Copy every line of the material below word for word, leaving out the pictures.

** Start ITEMS **

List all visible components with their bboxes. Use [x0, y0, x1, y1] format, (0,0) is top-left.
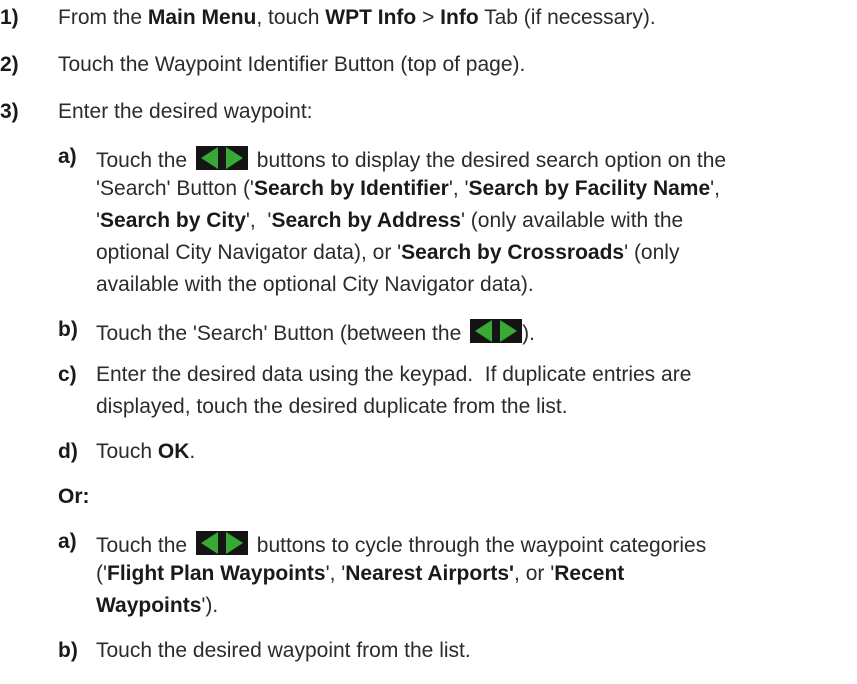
substep-search-a-line2: 'Search' Button ('Search by Identifier',…	[96, 178, 720, 199]
substep-label: b)	[58, 318, 78, 341]
category-flight-plan-waypoints: Flight Plan Waypoints	[107, 562, 326, 585]
substep-text: buttons to display the desired search op…	[256, 149, 727, 172]
substep-alt-a-line2: ('Flight Plan Waypoints', 'Nearest Airpo…	[96, 563, 624, 584]
search-option-identifier: Search by Identifier	[253, 177, 449, 200]
step-text: Tab (if necessary).	[478, 6, 656, 29]
substep-text: buttons to cycle through the waypoint ca…	[256, 534, 707, 557]
substep-label: c)	[58, 363, 77, 386]
instruction-document: 1) From the Main Menu, touch WPT Info > …	[0, 0, 857, 684]
step-text: >	[416, 6, 441, 29]
search-option-facility-name: Search by Facility Name	[468, 177, 711, 200]
substep-text: available with the optional City Navigat…	[96, 273, 534, 296]
substep-text: ).	[522, 322, 535, 345]
step-number: 3)	[0, 100, 19, 123]
substep-label: b)	[58, 639, 78, 662]
substep-text: ', '	[448, 177, 469, 200]
substep-text: ' (only available with the	[460, 209, 684, 232]
substep-alt-a-line3: Waypoints').	[96, 595, 218, 616]
step-text: Touch the Waypoint Identifier Button (to…	[58, 53, 526, 76]
info-tab-label: Info	[440, 6, 479, 29]
substep-text: Touch the	[96, 149, 188, 172]
substep-text: .	[189, 440, 196, 463]
substep-label: d)	[58, 440, 78, 463]
substep-text: ', '	[325, 562, 346, 585]
left-right-arrows-icon	[195, 146, 248, 170]
substep-text: Touch the	[96, 534, 188, 557]
substep-text: 'Search' Button ('	[96, 177, 254, 200]
category-recent-waypoints: Waypoints	[96, 594, 202, 617]
substep-label: a)	[58, 145, 77, 168]
substep-search-a-line3: 'Search by City', 'Search by Address' (o…	[96, 210, 683, 231]
category-recent-waypoints: Recent	[554, 562, 625, 585]
substep-text: displayed, touch the desired duplicate f…	[96, 395, 568, 418]
wpt-info-label: WPT Info	[325, 6, 417, 29]
search-option-crossroads: Search by Crossroads	[401, 241, 625, 264]
substep-search-a-line4: optional City Navigator data), or 'Searc…	[96, 242, 679, 263]
substep-text: Touch the desired waypoint from the list…	[96, 639, 471, 662]
substep-text: ', '	[245, 209, 272, 232]
step-text: From the	[58, 6, 148, 29]
or-separator: Or:	[58, 486, 90, 507]
substep-search-c-line2: displayed, touch the desired duplicate f…	[96, 396, 568, 417]
substep-text: Touch	[96, 440, 158, 463]
left-right-arrows-icon	[195, 531, 248, 555]
substep-text: ('	[96, 562, 108, 585]
step-text: , touch	[256, 6, 326, 29]
ok-button-label: OK	[157, 440, 190, 463]
category-nearest-airports: Nearest Airports'	[345, 562, 515, 585]
substep-text: ',	[710, 177, 721, 200]
substep-text: Enter the desired data using the keypad.…	[96, 363, 692, 386]
step-number: 2)	[0, 53, 19, 76]
substep-text: Touch the 'Search' Button (between the	[96, 322, 462, 345]
step-text: Enter the desired waypoint:	[58, 100, 313, 123]
substep-text: , or '	[514, 562, 555, 585]
substep-label: a)	[58, 530, 77, 553]
search-option-city: Search by City	[100, 209, 246, 232]
substep-text: optional City Navigator data), or '	[96, 241, 402, 264]
step-number: 1)	[0, 6, 19, 29]
main-menu-label: Main Menu	[147, 6, 257, 29]
substep-text: ').	[201, 594, 219, 617]
substep-text: ' (only	[624, 241, 680, 264]
left-right-arrows-icon	[470, 319, 523, 343]
or-label: Or:	[58, 485, 90, 508]
substep-search-a-line5: available with the optional City Navigat…	[96, 274, 534, 295]
search-option-address: Search by Address	[271, 209, 461, 232]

** End ITEMS **

§ TASK RESPONSE
List all visible components with their bboxes. Use [x0, y0, x1, y1] format, (0,0) is top-left.
substep-search-a-line2: 'Search' Button ('Search by Identifier',…	[96, 178, 720, 199]
substep-label: b)	[58, 318, 78, 341]
category-flight-plan-waypoints: Flight Plan Waypoints	[107, 562, 326, 585]
substep-text: buttons to display the desired search op…	[256, 149, 727, 172]
substep-alt-a-line2: ('Flight Plan Waypoints', 'Nearest Airpo…	[96, 563, 624, 584]
search-option-identifier: Search by Identifier	[253, 177, 449, 200]
step-text: Tab (if necessary).	[478, 6, 656, 29]
substep-text: buttons to cycle through the waypoint ca…	[256, 534, 707, 557]
substep-label: c)	[58, 363, 77, 386]
instruction-document: 1) From the Main Menu, touch WPT Info > …	[0, 0, 857, 684]
step-text: >	[416, 6, 441, 29]
search-option-facility-name: Search by Facility Name	[468, 177, 711, 200]
substep-text: available with the optional City Navigat…	[96, 273, 534, 296]
substep-text: ).	[522, 322, 535, 345]
step-number: 3)	[0, 100, 19, 123]
substep-label: b)	[58, 639, 78, 662]
substep-text: ', '	[448, 177, 469, 200]
substep-text: ' (only available with the	[460, 209, 684, 232]
substep-alt-a-line3: Waypoints').	[96, 595, 218, 616]
step-text: Touch the Waypoint Identifier Button (to…	[58, 53, 526, 76]
info-tab-label: Info	[440, 6, 479, 29]
substep-text: Touch the	[96, 149, 188, 172]
substep-text: .	[189, 440, 196, 463]
substep-label: d)	[58, 440, 78, 463]
substep-text: ', '	[325, 562, 346, 585]
left-right-arrows-icon	[195, 146, 248, 170]
substep-text: Touch the	[96, 534, 188, 557]
substep-text: 'Search' Button ('	[96, 177, 254, 200]
category-recent-waypoints: Waypoints	[96, 594, 202, 617]
substep-label: a)	[58, 145, 77, 168]
substep-search-a-line3: 'Search by City', 'Search by Address' (o…	[96, 210, 683, 231]
category-recent-waypoints: Recent	[554, 562, 625, 585]
substep-text: displayed, touch the desired duplicate f…	[96, 395, 568, 418]
wpt-info-label: WPT Info	[325, 6, 417, 29]
search-option-crossroads: Search by Crossroads	[401, 241, 625, 264]
substep-search-a-line4: optional City Navigator data), or 'Searc…	[96, 242, 679, 263]
substep-text: Touch the desired waypoint from the list…	[96, 639, 471, 662]
substep-text: ', '	[245, 209, 272, 232]
step-text: From the	[58, 6, 148, 29]
or-separator: Or:	[58, 486, 90, 507]
substep-search-c-line2: displayed, touch the desired duplicate f…	[96, 396, 568, 417]
substep-text: Touch	[96, 440, 158, 463]
left-right-arrows-icon	[195, 531, 248, 555]
substep-text: ('	[96, 562, 108, 585]
step-text: , touch	[256, 6, 326, 29]
ok-button-label: OK	[157, 440, 190, 463]
category-nearest-airports: Nearest Airports'	[345, 562, 515, 585]
substep-text: ',	[710, 177, 721, 200]
substep-text: Enter the desired data using the keypad.…	[96, 363, 692, 386]
step-number: 2)	[0, 53, 19, 76]
substep-text: Touch the 'Search' Button (between the	[96, 322, 462, 345]
step-text: Enter the desired waypoint:	[58, 100, 313, 123]
substep-text: , or '	[514, 562, 555, 585]
substep-label: a)	[58, 530, 77, 553]
search-option-city: Search by City	[100, 209, 246, 232]
substep-text: optional City Navigator data), or '	[96, 241, 402, 264]
step-number: 1)	[0, 6, 19, 29]
main-menu-label: Main Menu	[147, 6, 257, 29]
substep-text: ').	[201, 594, 219, 617]
substep-text: ' (only	[624, 241, 680, 264]
left-right-arrows-icon	[470, 319, 523, 343]
or-label: Or:	[58, 485, 90, 508]
substep-search-a-line5: available with the optional City Navigat…	[96, 274, 534, 295]
search-option-address: Search by Address	[271, 209, 461, 232]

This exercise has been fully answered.